### TASK STATEMENT
Would you transcribe the whole listing exactly, minus its pictures?
▼
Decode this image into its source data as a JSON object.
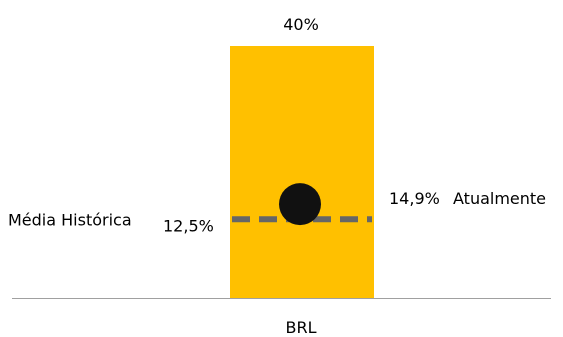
{
  "chart_data": {
    "type": "bar",
    "categories": [
      "BRL"
    ],
    "ylim": [
      0,
      40
    ],
    "series": [
      {
        "values": [
          40
        ],
        "color": "#FFC000"
      }
    ],
    "data_labels": [
      "40%"
    ],
    "current": {
      "value": 14.9,
      "label_value": "14,9%",
      "label_text": "Atualmente",
      "color": "#111111"
    },
    "historical_mean": {
      "value": 12.5,
      "label_value": "12,5%",
      "label_text": "Média Histórica",
      "color": "#666666"
    },
    "title": "",
    "xlabel": "",
    "ylabel": "",
    "grid": false,
    "legend": "none"
  }
}
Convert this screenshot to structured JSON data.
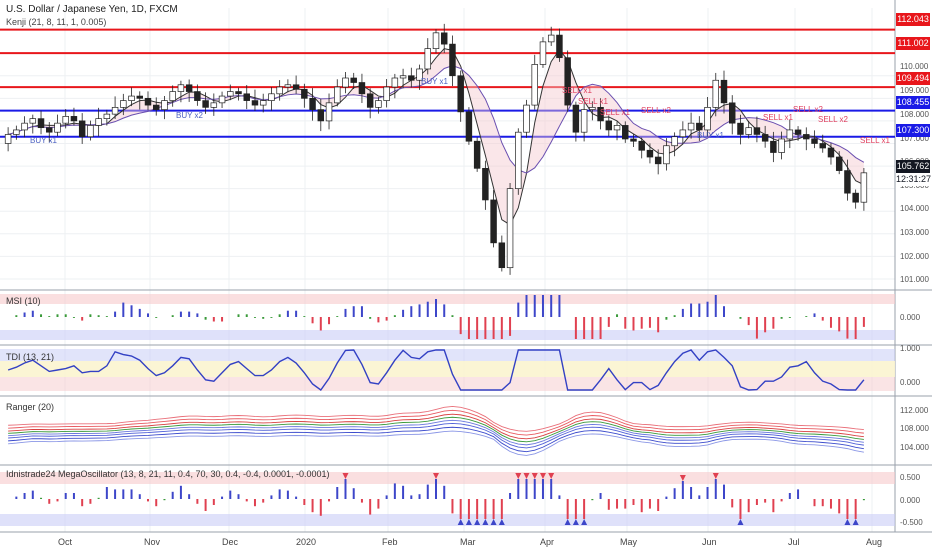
{
  "header": {
    "title": "U.S. Dollar / Japanese Yen, 1D, FXCM",
    "indicator": "Kenji (21, 8, 11, 1, 0.005)"
  },
  "panes": {
    "msi": "MSI (10)",
    "tdi": "TDI (13, 21)",
    "ranger": "Ranger (20)",
    "mega": "Idnistrade24 MegaOscillator (13, 8, 21, 11, 0.4, 70, 30, 0.4, -0.4, 0.0001, -0.0001)"
  },
  "colors": {
    "up": "#2b2b2b",
    "down": "#2b2b2b",
    "red_level": "#e8161b",
    "blue_level": "#1a1ae6",
    "sell": "#e04060",
    "buy": "#4a5fc1",
    "current": "#131722"
  },
  "chart_data": {
    "type": "candlestick",
    "title": "U.S. Dollar / Japanese Yen, 1D, FXCM",
    "x_labels": [
      "Oct",
      "Nov",
      "Dec",
      "2020",
      "Feb",
      "Mar",
      "Apr",
      "May",
      "Jun",
      "Jul",
      "Aug"
    ],
    "y_ticks": [
      "110.000",
      "109.000",
      "108.000",
      "107.000",
      "106.000",
      "105.000",
      "104.000",
      "103.000",
      "102.000",
      "101.000"
    ],
    "ylim": [
      100.6,
      113.0
    ],
    "levels": [
      {
        "value": 112.043,
        "label": "112.043",
        "color": "red"
      },
      {
        "value": 111.002,
        "label": "111.002",
        "color": "red"
      },
      {
        "value": 109.494,
        "label": "109.494",
        "color": "red"
      },
      {
        "value": 108.455,
        "label": "108.455",
        "color": "blue"
      },
      {
        "value": 107.3,
        "label": "107.300",
        "color": "blue"
      }
    ],
    "current_price": "105.762",
    "countdown": "12:31:27",
    "closes": [
      107.4,
      107.6,
      107.9,
      108.1,
      107.7,
      107.5,
      107.9,
      108.2,
      108.0,
      107.3,
      107.8,
      108.1,
      108.3,
      108.6,
      108.9,
      109.1,
      109.0,
      108.7,
      108.5,
      108.9,
      109.3,
      109.6,
      109.3,
      108.9,
      108.6,
      108.8,
      109.1,
      109.3,
      109.2,
      108.9,
      108.7,
      108.9,
      109.2,
      109.5,
      109.6,
      109.4,
      109.0,
      108.5,
      108.0,
      108.8,
      109.5,
      109.9,
      109.7,
      109.2,
      108.6,
      108.9,
      109.5,
      109.9,
      110.0,
      109.8,
      110.3,
      111.2,
      111.9,
      111.4,
      110.0,
      108.4,
      107.1,
      105.9,
      104.5,
      102.6,
      101.5,
      105.0,
      107.5,
      108.7,
      110.5,
      111.5,
      111.8,
      110.8,
      108.7,
      107.5,
      108.5,
      108.6,
      108.0,
      107.6,
      107.8,
      107.2,
      107.1,
      106.7,
      106.4,
      106.1,
      106.9,
      107.3,
      107.6,
      107.9,
      107.6,
      108.6,
      109.8,
      108.8,
      107.9,
      107.4,
      107.7,
      107.4,
      107.1,
      106.6,
      107.2,
      107.6,
      107.4,
      107.2,
      107.0,
      106.8,
      106.4,
      105.8,
      104.8,
      104.4,
      105.7
    ],
    "signals": [
      {
        "label": "BUY x1",
        "type": "buy"
      },
      {
        "label": "BUY x2",
        "type": "buy"
      },
      {
        "label": "BUY x1",
        "type": "buy"
      },
      {
        "label": "BUY x1",
        "type": "buy"
      },
      {
        "label": "SELL x1",
        "type": "sell"
      },
      {
        "label": "SELL x1",
        "type": "sell"
      },
      {
        "label": "SELL x1",
        "type": "sell"
      },
      {
        "label": "SELL x2",
        "type": "sell"
      },
      {
        "label": "SELL x1",
        "type": "sell"
      },
      {
        "label": "SELL x2",
        "type": "sell"
      },
      {
        "label": "SELL x2",
        "type": "sell"
      },
      {
        "label": "SELL x1",
        "type": "sell"
      }
    ],
    "pane_ticks": {
      "msi": [
        "0.000"
      ],
      "tdi": [
        "1.000",
        "0.000"
      ],
      "ranger": [
        "112.000",
        "108.000",
        "104.000"
      ],
      "mega": [
        "0.500",
        "0.000",
        "-0.500"
      ]
    }
  }
}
▲
### RESULT
Decode this image into its source data as a JSON object.
{
  "chart_data": {
    "type": "bar",
    "categories": [
      "BRL"
    ],
    "ylim": [
      0,
      40
    ],
    "series": [
      {
        "values": [
          40
        ],
        "color": "#FFC000"
      }
    ],
    "data_labels": [
      "40%"
    ],
    "current": {
      "value": 14.9,
      "label_value": "14,9%",
      "label_text": "Atualmente",
      "color": "#111111"
    },
    "historical_mean": {
      "value": 12.5,
      "label_value": "12,5%",
      "label_text": "Média Histórica",
      "color": "#666666"
    },
    "title": "",
    "xlabel": "",
    "ylabel": "",
    "grid": false,
    "legend": "none"
  }
}
Convert this screenshot to structured JSON data.
{
  "header": {
    "title": "U.S. Dollar / Japanese Yen, 1D, FXCM",
    "indicator": "Kenji (21, 8, 11, 1, 0.005)"
  },
  "panes": {
    "msi": "MSI (10)",
    "tdi": "TDI (13, 21)",
    "ranger": "Ranger (20)",
    "mega": "Idnistrade24 MegaOscillator (13, 8, 21, 11, 0.4, 70, 30, 0.4, -0.4, 0.0001, -0.0001)"
  },
  "colors": {
    "up": "#2b2b2b",
    "down": "#2b2b2b",
    "red_level": "#e8161b",
    "blue_level": "#1a1ae6",
    "sell": "#e04060",
    "buy": "#4a5fc1",
    "current": "#131722"
  },
  "chart_data": {
    "type": "candlestick",
    "title": "U.S. Dollar / Japanese Yen, 1D, FXCM",
    "x_labels": [
      "Oct",
      "Nov",
      "Dec",
      "2020",
      "Feb",
      "Mar",
      "Apr",
      "May",
      "Jun",
      "Jul",
      "Aug"
    ],
    "y_ticks": [
      "110.000",
      "109.000",
      "108.000",
      "107.000",
      "106.000",
      "105.000",
      "104.000",
      "103.000",
      "102.000",
      "101.000"
    ],
    "ylim": [
      100.6,
      113.0
    ],
    "levels": [
      {
        "value": 112.043,
        "label": "112.043",
        "color": "red"
      },
      {
        "value": 111.002,
        "label": "111.002",
        "color": "red"
      },
      {
        "value": 109.494,
        "label": "109.494",
        "color": "red"
      },
      {
        "value": 108.455,
        "label": "108.455",
        "color": "blue"
      },
      {
        "value": 107.3,
        "label": "107.300",
        "color": "blue"
      }
    ],
    "current_price": "105.762",
    "countdown": "12:31:27",
    "closes": [
      107.4,
      107.6,
      107.9,
      108.1,
      107.7,
      107.5,
      107.9,
      108.2,
      108.0,
      107.3,
      107.8,
      108.1,
      108.3,
      108.6,
      108.9,
      109.1,
      109.0,
      108.7,
      108.5,
      108.9,
      109.3,
      109.6,
      109.3,
      108.9,
      108.6,
      108.8,
      109.1,
      109.3,
      109.2,
      108.9,
      108.7,
      108.9,
      109.2,
      109.5,
      109.6,
      109.4,
      109.0,
      108.5,
      108.0,
      108.8,
      109.5,
      109.9,
      109.7,
      109.2,
      108.6,
      108.9,
      109.5,
      109.9,
      110.0,
      109.8,
      110.3,
      111.2,
      111.9,
      111.4,
      110.0,
      108.4,
      107.1,
      105.9,
      104.5,
      102.6,
      101.5,
      105.0,
      107.5,
      108.7,
      110.5,
      111.5,
      111.8,
      110.8,
      108.7,
      107.5,
      108.5,
      108.6,
      108.0,
      107.6,
      107.8,
      107.2,
      107.1,
      106.7,
      106.4,
      106.1,
      106.9,
      107.3,
      107.6,
      107.9,
      107.6,
      108.6,
      109.8,
      108.8,
      107.9,
      107.4,
      107.7,
      107.4,
      107.1,
      106.6,
      107.2,
      107.6,
      107.4,
      107.2,
      107.0,
      106.8,
      106.4,
      105.8,
      104.8,
      104.4,
      105.7
    ],
    "signals": [
      {
        "label": "BUY x1",
        "type": "buy"
      },
      {
        "label": "BUY x2",
        "type": "buy"
      },
      {
        "label": "BUY x1",
        "type": "buy"
      },
      {
        "label": "BUY x1",
        "type": "buy"
      },
      {
        "label": "SELL x1",
        "type": "sell"
      },
      {
        "label": "SELL x1",
        "type": "sell"
      },
      {
        "label": "SELL x1",
        "type": "sell"
      },
      {
        "label": "SELL x2",
        "type": "sell"
      },
      {
        "label": "SELL x1",
        "type": "sell"
      },
      {
        "label": "SELL x2",
        "type": "sell"
      },
      {
        "label": "SELL x2",
        "type": "sell"
      },
      {
        "label": "SELL x1",
        "type": "sell"
      }
    ],
    "pane_ticks": {
      "msi": [
        "0.000"
      ],
      "tdi": [
        "1.000",
        "0.000"
      ],
      "ranger": [
        "112.000",
        "108.000",
        "104.000"
      ],
      "mega": [
        "0.500",
        "0.000",
        "-0.500"
      ]
    }
  }
}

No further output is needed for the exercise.